> **DO THIS**
Scan the material and copy every line in which "Daily" appears.

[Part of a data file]

——

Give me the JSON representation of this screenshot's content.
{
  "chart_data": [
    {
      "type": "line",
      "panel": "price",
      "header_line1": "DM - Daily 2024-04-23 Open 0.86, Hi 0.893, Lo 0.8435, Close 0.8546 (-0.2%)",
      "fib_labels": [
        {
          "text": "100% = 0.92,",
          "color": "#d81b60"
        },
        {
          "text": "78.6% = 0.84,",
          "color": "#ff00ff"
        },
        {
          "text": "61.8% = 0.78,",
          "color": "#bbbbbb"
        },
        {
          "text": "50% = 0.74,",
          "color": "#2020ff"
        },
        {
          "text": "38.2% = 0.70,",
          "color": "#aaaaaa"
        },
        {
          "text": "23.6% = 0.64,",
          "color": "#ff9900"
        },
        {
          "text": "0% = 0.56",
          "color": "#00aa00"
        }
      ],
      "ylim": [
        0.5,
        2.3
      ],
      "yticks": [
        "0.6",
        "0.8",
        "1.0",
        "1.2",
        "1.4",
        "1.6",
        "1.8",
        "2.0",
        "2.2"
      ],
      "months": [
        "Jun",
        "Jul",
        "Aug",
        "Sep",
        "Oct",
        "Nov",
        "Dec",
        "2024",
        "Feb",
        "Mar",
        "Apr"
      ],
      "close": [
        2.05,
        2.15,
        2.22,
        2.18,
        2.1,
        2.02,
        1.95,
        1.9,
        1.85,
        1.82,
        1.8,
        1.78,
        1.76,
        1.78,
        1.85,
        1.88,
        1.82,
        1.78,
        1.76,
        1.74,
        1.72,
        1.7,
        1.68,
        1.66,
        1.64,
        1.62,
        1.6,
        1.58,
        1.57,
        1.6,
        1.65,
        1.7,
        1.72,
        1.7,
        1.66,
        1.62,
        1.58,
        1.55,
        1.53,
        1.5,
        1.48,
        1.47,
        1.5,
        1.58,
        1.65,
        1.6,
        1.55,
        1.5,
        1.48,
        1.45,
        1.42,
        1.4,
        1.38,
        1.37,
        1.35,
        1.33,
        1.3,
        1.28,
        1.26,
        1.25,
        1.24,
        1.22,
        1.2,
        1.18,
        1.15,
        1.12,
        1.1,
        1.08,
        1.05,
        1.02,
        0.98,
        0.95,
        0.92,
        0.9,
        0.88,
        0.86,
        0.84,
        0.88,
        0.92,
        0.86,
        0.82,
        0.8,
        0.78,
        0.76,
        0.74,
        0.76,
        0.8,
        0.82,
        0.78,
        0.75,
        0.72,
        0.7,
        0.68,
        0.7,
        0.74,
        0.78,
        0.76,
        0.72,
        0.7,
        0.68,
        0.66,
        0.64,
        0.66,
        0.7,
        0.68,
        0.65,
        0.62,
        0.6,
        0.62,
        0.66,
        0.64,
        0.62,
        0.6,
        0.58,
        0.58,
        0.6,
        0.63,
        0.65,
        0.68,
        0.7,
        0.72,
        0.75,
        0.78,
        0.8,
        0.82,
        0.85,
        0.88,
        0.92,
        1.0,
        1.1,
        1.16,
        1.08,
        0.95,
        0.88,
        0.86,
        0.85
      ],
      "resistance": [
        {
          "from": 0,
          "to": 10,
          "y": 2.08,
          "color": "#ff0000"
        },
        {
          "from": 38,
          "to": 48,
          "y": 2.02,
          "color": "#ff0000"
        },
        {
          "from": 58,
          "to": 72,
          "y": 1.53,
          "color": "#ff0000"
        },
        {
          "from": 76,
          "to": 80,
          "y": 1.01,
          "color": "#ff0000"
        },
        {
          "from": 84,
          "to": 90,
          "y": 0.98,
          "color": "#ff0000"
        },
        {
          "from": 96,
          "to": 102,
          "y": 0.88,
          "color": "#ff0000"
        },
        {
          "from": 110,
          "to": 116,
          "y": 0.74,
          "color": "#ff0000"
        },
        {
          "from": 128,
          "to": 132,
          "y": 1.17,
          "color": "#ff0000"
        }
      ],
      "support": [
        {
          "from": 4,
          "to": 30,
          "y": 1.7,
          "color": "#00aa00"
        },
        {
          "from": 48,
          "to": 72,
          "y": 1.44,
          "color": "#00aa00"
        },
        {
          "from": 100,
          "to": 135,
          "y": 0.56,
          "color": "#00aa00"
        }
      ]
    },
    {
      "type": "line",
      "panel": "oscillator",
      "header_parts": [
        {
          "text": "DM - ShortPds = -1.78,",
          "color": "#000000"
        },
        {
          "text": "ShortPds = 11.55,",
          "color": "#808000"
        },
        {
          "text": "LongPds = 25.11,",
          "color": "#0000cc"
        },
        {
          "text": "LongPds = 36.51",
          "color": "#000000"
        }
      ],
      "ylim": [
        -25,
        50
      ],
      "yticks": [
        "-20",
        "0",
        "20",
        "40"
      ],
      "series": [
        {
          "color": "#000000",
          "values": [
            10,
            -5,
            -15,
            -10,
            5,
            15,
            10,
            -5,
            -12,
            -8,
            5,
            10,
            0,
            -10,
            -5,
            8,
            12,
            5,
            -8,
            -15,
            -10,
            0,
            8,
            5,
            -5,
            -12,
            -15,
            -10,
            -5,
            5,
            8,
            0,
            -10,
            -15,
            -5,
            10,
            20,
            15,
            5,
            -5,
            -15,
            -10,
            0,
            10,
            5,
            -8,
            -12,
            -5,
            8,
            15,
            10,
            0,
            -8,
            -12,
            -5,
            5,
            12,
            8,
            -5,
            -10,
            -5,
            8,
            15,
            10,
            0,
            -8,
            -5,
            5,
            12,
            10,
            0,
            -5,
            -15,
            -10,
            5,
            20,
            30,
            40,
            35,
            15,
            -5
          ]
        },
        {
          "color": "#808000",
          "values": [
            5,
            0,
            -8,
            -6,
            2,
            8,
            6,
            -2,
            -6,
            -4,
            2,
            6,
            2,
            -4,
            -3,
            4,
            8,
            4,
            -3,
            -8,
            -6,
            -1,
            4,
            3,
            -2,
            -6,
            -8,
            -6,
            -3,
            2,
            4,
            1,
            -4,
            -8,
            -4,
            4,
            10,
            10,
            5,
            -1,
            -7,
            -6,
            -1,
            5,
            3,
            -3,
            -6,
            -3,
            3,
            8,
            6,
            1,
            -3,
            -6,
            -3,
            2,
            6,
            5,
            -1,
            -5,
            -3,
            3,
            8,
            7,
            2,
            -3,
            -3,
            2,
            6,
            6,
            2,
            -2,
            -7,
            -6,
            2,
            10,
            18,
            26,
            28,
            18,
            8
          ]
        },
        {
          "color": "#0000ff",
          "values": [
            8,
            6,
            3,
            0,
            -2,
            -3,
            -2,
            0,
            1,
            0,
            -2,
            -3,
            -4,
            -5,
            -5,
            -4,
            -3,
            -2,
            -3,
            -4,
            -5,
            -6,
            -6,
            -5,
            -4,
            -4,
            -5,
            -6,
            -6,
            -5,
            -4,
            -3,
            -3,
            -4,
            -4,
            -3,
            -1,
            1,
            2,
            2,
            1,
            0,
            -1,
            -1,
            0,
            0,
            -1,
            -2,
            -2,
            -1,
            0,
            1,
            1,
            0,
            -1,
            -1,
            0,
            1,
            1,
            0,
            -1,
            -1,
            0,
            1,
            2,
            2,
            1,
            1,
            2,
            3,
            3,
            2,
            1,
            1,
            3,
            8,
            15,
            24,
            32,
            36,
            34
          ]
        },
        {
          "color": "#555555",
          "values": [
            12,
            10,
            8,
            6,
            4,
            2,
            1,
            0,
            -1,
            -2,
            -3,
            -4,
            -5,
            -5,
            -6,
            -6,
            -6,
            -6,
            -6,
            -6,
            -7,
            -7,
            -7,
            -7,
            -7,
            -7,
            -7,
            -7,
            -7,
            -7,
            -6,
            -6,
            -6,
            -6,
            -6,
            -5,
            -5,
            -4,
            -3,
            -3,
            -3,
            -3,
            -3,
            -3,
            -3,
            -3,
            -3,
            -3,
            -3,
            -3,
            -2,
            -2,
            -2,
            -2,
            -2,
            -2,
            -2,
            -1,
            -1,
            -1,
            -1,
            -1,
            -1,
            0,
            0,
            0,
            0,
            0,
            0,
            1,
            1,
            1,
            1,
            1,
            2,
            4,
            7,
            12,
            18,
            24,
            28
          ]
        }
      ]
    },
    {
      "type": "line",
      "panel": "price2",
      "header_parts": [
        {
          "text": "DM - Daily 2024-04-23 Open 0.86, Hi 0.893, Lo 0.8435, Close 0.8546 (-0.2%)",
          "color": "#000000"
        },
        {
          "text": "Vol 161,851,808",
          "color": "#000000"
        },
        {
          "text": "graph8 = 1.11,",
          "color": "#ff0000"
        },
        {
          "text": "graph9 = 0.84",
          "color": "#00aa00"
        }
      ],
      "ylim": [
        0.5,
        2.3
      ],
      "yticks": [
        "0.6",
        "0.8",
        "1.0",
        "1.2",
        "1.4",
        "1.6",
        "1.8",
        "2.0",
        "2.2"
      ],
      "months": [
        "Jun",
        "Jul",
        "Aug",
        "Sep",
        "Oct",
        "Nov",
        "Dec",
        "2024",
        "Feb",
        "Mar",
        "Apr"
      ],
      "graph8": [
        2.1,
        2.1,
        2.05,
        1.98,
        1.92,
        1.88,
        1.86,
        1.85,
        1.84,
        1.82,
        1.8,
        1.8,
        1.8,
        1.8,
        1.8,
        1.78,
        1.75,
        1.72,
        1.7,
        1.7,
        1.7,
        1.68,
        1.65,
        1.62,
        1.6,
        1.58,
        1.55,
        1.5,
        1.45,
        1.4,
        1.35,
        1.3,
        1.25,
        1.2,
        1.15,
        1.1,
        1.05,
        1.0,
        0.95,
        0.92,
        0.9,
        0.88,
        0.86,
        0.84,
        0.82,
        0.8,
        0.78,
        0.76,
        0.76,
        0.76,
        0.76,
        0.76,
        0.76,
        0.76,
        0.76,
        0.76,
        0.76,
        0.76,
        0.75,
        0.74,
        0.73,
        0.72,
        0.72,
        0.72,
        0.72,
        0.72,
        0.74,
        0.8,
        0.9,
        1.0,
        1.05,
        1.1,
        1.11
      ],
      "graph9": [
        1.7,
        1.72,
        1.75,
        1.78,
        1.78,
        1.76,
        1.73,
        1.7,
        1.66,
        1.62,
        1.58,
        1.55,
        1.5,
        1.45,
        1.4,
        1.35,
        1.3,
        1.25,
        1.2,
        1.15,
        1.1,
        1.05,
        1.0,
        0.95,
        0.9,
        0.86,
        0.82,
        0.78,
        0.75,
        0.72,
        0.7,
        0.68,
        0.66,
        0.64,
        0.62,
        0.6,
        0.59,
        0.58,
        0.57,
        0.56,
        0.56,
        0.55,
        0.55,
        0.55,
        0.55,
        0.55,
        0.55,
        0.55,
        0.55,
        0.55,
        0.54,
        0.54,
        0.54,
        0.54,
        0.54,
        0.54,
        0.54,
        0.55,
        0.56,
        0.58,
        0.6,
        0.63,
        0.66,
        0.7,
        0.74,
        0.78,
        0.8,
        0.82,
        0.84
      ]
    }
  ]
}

——

> **THE SOLUTION**
      "header_line1": "DM - Daily 2024-04-23 Open 0.86, Hi 0.893, Lo 0.8435, Close 0.8546 (-0.2%)",
          "text": "DM - Daily 2024-04-23 Open 0.86, Hi 0.893, Lo 0.8435, Close 0.8546 (-0.2%)",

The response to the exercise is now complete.